== OBJECTIVE ==
Locate the line that contains "Parse this screenshot: output". Copy it and every following line through the end of the records, exactly, and include nothing else.

---+---

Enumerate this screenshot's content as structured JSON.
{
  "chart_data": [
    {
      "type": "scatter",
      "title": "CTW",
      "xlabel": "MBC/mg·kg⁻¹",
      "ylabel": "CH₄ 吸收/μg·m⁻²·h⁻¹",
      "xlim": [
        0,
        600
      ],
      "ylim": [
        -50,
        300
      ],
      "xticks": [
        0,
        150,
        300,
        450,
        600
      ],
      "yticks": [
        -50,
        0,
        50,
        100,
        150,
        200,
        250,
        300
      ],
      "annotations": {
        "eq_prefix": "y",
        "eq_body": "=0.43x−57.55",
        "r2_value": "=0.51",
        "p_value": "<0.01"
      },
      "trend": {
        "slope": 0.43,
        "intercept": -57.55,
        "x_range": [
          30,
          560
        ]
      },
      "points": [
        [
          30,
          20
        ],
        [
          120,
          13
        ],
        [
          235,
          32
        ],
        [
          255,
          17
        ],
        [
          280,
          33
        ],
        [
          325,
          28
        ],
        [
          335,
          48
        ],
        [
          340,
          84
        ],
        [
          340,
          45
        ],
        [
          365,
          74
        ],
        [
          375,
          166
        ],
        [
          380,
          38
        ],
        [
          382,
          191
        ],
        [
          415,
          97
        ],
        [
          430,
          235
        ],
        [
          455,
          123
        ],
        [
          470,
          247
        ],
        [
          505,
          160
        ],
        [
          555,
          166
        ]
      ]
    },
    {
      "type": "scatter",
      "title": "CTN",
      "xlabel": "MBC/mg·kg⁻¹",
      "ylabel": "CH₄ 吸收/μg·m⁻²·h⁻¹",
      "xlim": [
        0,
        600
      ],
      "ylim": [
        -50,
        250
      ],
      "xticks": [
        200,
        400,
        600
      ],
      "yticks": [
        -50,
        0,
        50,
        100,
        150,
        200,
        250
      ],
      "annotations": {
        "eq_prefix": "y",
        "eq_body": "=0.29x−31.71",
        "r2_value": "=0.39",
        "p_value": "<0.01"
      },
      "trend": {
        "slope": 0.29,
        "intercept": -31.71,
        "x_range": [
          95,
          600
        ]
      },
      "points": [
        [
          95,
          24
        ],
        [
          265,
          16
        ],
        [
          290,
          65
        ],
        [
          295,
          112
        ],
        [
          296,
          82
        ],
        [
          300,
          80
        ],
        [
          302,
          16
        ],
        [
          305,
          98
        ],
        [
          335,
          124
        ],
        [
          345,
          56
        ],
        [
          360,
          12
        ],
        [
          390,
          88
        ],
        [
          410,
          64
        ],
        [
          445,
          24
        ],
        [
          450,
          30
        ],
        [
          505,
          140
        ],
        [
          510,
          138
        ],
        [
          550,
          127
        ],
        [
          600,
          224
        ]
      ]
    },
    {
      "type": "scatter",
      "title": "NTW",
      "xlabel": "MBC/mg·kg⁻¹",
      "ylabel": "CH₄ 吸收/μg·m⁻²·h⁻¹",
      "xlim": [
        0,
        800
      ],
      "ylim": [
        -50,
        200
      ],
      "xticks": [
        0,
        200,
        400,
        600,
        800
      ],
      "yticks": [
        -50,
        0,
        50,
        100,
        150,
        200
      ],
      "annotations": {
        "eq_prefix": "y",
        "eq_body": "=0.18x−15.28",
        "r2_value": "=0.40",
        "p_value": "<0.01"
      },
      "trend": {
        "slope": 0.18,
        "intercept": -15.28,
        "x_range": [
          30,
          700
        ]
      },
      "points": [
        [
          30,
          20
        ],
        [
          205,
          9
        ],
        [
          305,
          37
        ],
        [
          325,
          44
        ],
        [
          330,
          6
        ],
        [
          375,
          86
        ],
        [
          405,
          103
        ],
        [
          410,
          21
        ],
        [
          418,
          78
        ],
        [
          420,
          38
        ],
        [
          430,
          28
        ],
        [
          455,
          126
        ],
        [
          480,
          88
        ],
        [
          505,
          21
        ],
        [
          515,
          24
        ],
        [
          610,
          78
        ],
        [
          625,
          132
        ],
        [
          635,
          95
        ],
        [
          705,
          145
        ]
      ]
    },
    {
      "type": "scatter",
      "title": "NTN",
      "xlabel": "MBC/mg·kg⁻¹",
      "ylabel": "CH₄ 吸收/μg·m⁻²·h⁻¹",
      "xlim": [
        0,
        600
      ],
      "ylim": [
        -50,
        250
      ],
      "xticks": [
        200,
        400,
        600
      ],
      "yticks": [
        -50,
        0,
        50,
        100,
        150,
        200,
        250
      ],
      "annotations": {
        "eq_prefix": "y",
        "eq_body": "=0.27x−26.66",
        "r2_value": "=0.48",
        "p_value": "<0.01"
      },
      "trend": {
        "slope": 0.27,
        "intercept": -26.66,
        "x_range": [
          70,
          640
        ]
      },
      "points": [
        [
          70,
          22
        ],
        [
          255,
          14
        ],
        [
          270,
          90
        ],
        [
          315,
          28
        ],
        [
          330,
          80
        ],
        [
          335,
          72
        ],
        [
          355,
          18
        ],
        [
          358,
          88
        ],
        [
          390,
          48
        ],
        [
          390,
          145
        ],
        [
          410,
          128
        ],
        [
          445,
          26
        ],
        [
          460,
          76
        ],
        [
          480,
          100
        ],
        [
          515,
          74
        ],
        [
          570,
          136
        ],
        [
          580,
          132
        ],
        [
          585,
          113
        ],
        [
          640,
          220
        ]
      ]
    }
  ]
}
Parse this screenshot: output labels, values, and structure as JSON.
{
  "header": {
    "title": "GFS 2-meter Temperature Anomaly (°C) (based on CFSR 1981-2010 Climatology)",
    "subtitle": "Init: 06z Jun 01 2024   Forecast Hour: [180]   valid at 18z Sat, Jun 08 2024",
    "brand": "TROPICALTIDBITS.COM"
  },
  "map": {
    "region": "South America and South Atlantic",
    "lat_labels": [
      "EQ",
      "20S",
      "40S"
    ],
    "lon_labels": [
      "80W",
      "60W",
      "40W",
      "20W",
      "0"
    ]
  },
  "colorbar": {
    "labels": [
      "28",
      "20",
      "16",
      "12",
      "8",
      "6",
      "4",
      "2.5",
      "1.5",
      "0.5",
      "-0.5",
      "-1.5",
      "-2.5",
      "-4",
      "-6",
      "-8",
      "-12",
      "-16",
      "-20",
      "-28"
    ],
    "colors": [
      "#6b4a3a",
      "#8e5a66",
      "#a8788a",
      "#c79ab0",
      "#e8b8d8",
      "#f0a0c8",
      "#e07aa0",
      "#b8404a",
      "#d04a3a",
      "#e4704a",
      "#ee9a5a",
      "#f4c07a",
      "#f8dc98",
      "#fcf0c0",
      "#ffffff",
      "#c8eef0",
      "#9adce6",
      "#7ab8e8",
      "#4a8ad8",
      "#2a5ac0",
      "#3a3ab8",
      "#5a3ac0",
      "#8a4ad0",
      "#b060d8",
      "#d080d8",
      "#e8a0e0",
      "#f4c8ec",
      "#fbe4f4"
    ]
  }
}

---+---

== COMPLETE ANSWER ==
Parse this screenshot: output labels, values, and structure as JSON.
{
  "header": {
    "title": "GFS 2-meter Temperature Anomaly (°C) (based on CFSR 1981-2010 Climatology)",
    "subtitle": "Init: 06z Jun 01 2024   Forecast Hour: [180]   valid at 18z Sat, Jun 08 2024",
    "brand": "TROPICALTIDBITS.COM"
  },
  "map": {
    "region": "South America and South Atlantic",
    "lat_labels": [
      "EQ",
      "20S",
      "40S"
    ],
    "lon_labels": [
      "80W",
      "60W",
      "40W",
      "20W",
      "0"
    ]
  },
  "colorbar": {
    "labels": [
      "28",
      "20",
      "16",
      "12",
      "8",
      "6",
      "4",
      "2.5",
      "1.5",
      "0.5",
      "-0.5",
      "-1.5",
      "-2.5",
      "-4",
      "-6",
      "-8",
      "-12",
      "-16",
      "-20",
      "-28"
    ],
    "colors": [
      "#6b4a3a",
      "#8e5a66",
      "#a8788a",
      "#c79ab0",
      "#e8b8d8",
      "#f0a0c8",
      "#e07aa0",
      "#b8404a",
      "#d04a3a",
      "#e4704a",
      "#ee9a5a",
      "#f4c07a",
      "#f8dc98",
      "#fcf0c0",
      "#ffffff",
      "#c8eef0",
      "#9adce6",
      "#7ab8e8",
      "#4a8ad8",
      "#2a5ac0",
      "#3a3ab8",
      "#5a3ac0",
      "#8a4ad0",
      "#b060d8",
      "#d080d8",
      "#e8a0e0",
      "#f4c8ec",
      "#fbe4f4"
    ]
  }
}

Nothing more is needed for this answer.